__Request__
State how many lines include "object", giving the number by itself.

__Figure contents as structured data__
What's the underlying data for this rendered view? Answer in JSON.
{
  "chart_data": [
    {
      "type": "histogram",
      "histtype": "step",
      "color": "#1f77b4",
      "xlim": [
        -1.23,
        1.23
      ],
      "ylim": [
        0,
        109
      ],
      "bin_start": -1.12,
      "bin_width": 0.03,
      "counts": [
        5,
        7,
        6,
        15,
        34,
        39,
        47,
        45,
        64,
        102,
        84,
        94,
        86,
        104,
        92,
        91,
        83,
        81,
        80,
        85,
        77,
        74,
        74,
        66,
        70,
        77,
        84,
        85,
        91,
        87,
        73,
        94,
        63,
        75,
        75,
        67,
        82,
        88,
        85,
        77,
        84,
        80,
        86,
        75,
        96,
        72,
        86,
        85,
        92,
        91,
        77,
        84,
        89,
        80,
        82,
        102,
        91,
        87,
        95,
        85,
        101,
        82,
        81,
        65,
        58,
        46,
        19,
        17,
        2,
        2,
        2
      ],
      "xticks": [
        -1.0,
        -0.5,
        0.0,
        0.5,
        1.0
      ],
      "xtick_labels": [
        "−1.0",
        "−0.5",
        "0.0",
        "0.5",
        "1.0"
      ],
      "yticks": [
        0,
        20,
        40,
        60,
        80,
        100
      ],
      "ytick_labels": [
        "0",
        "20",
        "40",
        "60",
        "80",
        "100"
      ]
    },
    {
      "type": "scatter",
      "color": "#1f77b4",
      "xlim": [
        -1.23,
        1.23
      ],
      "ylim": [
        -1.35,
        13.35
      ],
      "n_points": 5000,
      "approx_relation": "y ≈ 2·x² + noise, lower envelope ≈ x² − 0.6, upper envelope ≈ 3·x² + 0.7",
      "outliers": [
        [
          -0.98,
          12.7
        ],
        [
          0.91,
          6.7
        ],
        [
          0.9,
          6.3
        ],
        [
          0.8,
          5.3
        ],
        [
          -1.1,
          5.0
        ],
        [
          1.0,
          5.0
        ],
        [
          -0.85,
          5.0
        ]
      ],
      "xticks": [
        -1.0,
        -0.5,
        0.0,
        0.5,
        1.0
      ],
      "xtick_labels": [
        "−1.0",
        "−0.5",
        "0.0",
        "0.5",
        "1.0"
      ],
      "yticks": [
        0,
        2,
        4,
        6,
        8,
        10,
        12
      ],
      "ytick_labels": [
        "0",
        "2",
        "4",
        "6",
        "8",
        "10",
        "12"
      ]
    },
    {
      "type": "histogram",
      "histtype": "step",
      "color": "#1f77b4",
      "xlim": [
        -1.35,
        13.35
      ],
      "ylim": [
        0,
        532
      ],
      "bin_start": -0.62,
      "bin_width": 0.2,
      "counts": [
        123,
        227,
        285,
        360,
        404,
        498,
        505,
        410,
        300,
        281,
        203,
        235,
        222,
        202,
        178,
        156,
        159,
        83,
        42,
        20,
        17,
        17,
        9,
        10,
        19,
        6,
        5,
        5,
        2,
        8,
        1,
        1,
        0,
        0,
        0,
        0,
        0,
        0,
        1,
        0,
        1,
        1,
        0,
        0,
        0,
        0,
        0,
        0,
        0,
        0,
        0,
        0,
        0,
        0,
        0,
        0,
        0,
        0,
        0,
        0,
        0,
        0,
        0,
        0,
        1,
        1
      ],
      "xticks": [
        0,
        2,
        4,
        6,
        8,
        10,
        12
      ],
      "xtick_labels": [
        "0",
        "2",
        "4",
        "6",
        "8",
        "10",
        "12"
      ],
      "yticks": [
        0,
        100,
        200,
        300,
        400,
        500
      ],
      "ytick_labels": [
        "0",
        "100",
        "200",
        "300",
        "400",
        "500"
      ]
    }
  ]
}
---
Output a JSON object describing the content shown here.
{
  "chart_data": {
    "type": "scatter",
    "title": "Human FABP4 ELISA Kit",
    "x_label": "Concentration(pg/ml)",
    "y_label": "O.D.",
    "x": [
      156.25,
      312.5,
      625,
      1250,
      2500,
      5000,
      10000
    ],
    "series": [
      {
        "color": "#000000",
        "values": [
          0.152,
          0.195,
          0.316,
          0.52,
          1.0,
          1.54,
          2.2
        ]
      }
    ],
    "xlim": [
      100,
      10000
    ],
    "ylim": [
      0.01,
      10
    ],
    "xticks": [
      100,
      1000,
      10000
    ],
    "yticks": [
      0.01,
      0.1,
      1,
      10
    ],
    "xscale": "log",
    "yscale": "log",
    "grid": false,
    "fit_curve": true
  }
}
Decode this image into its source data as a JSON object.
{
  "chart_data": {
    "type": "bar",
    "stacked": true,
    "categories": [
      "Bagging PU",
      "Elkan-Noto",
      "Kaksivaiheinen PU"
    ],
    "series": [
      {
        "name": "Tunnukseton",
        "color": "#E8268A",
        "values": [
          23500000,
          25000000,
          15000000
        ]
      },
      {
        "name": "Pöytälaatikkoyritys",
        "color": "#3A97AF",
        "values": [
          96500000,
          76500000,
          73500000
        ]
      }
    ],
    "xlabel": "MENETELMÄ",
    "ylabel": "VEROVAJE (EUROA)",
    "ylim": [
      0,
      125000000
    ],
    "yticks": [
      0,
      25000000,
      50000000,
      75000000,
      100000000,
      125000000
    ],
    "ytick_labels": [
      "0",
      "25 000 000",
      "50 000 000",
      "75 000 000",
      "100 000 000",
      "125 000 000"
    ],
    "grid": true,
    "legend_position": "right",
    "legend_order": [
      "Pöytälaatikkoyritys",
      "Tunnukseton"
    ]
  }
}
...
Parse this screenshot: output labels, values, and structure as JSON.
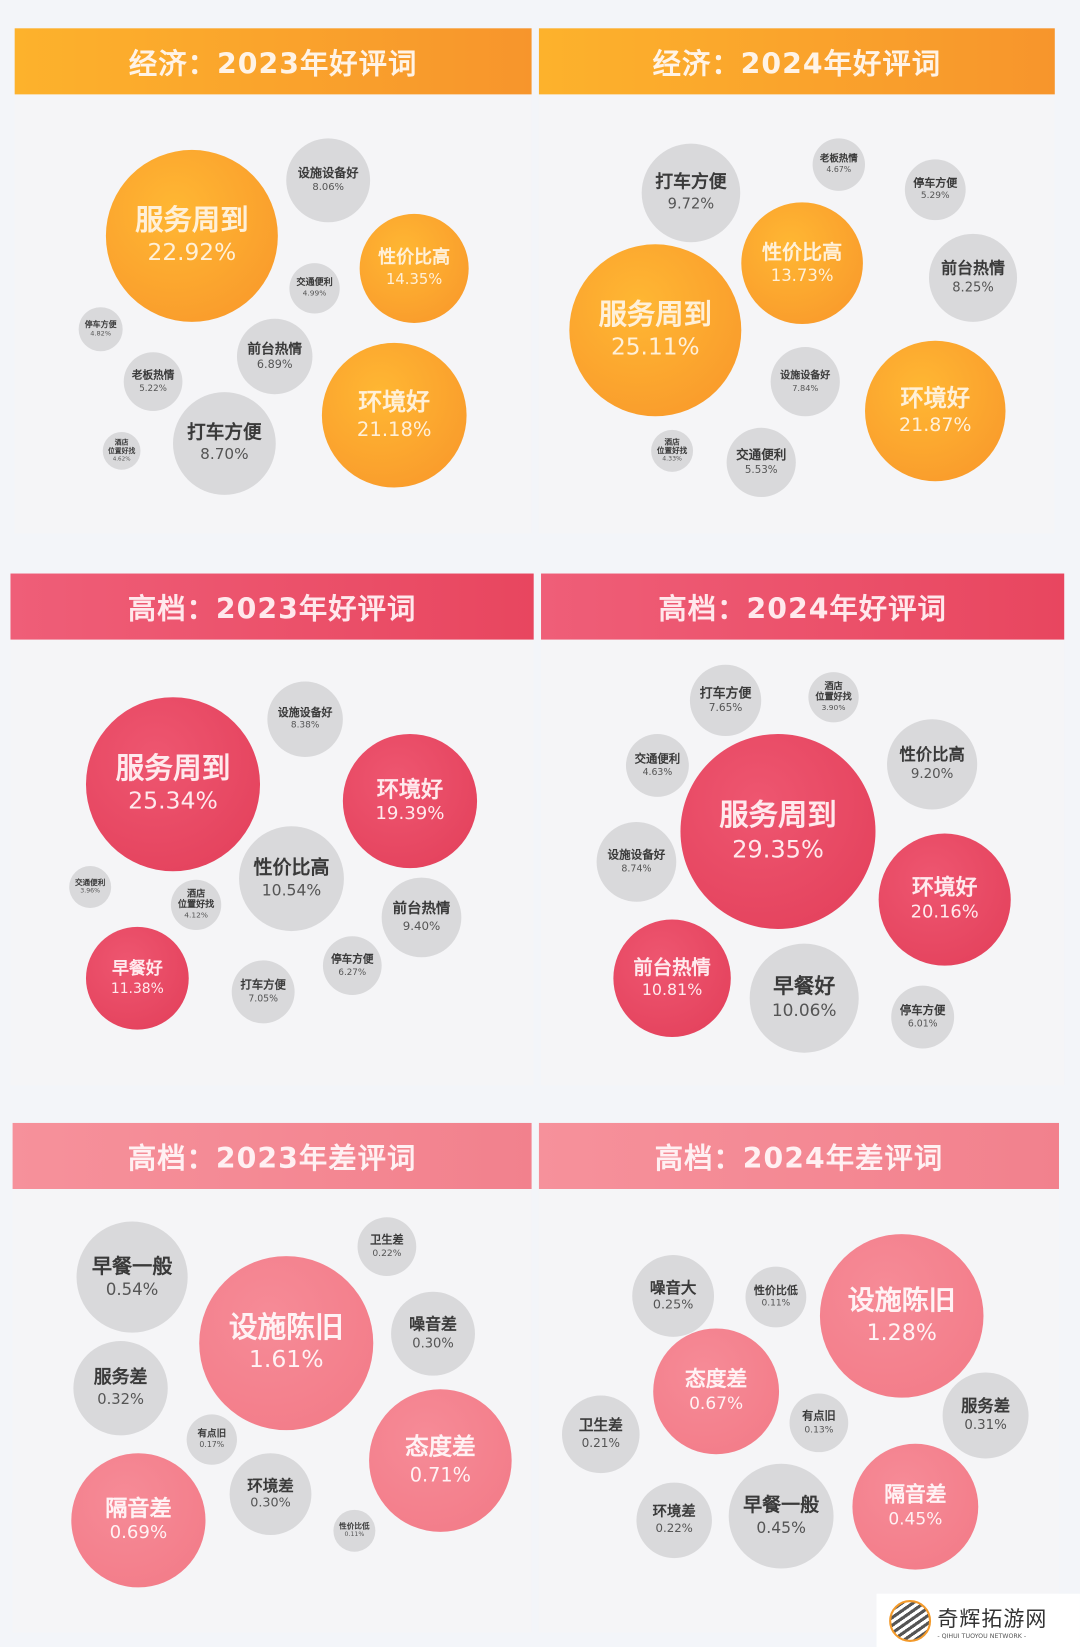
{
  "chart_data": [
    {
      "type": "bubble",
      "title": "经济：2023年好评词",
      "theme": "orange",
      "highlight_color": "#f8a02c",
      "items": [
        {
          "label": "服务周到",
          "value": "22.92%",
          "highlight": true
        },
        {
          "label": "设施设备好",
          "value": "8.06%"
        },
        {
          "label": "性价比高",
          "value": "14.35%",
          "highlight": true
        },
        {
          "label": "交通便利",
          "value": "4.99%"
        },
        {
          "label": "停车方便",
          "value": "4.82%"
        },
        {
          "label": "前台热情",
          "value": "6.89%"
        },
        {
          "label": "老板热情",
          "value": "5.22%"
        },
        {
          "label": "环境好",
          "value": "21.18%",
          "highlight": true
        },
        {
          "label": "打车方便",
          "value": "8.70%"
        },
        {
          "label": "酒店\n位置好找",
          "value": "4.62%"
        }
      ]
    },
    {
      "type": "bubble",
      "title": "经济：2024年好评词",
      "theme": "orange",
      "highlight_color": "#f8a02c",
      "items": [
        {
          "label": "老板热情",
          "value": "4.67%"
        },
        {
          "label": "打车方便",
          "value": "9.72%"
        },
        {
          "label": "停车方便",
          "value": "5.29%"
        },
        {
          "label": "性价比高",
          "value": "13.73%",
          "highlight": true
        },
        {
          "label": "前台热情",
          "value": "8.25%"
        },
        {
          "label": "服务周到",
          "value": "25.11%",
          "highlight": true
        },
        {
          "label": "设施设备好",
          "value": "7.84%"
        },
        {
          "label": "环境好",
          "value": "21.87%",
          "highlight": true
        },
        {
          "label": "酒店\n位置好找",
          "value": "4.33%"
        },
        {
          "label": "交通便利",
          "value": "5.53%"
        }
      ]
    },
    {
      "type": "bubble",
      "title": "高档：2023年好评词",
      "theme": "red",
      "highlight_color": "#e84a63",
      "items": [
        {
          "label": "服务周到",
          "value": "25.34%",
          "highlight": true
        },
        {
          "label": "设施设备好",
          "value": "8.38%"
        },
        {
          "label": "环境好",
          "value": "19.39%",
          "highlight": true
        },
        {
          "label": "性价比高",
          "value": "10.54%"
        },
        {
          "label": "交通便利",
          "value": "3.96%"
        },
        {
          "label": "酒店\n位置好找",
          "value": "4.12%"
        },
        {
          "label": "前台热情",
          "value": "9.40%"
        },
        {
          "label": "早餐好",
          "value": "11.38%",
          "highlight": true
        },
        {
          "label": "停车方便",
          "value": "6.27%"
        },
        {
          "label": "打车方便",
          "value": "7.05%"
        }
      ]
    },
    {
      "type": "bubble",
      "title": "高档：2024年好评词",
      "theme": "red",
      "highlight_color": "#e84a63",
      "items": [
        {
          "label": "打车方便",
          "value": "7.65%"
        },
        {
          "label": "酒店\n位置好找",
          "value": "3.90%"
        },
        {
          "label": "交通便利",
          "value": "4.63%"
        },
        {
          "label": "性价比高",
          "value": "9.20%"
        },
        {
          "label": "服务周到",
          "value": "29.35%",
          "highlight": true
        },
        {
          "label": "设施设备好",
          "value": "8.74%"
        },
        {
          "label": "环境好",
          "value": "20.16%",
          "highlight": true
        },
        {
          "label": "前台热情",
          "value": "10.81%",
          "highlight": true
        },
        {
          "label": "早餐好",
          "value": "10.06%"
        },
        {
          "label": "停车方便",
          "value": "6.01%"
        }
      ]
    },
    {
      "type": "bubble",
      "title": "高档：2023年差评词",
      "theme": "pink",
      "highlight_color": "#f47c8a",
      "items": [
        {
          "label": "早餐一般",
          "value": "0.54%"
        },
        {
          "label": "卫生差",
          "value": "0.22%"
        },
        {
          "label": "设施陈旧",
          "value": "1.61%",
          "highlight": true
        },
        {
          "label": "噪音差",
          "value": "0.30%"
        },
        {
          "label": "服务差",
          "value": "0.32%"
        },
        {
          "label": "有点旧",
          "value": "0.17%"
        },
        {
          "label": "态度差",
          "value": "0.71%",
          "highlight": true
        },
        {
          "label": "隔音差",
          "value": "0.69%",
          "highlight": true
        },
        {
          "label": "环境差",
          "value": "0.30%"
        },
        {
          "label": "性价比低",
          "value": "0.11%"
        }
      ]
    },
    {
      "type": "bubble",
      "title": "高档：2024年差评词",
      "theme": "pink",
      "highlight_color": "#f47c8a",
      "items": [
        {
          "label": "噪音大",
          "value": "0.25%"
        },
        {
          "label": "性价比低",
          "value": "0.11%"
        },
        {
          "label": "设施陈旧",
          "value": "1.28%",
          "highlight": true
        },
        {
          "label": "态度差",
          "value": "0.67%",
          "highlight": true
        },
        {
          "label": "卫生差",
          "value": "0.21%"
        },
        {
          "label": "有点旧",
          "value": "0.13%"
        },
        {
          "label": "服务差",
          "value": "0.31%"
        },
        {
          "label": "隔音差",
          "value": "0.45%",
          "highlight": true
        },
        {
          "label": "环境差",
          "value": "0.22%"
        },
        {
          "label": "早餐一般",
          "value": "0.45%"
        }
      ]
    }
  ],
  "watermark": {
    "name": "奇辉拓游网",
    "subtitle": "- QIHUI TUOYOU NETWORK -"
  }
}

__Written reply__
2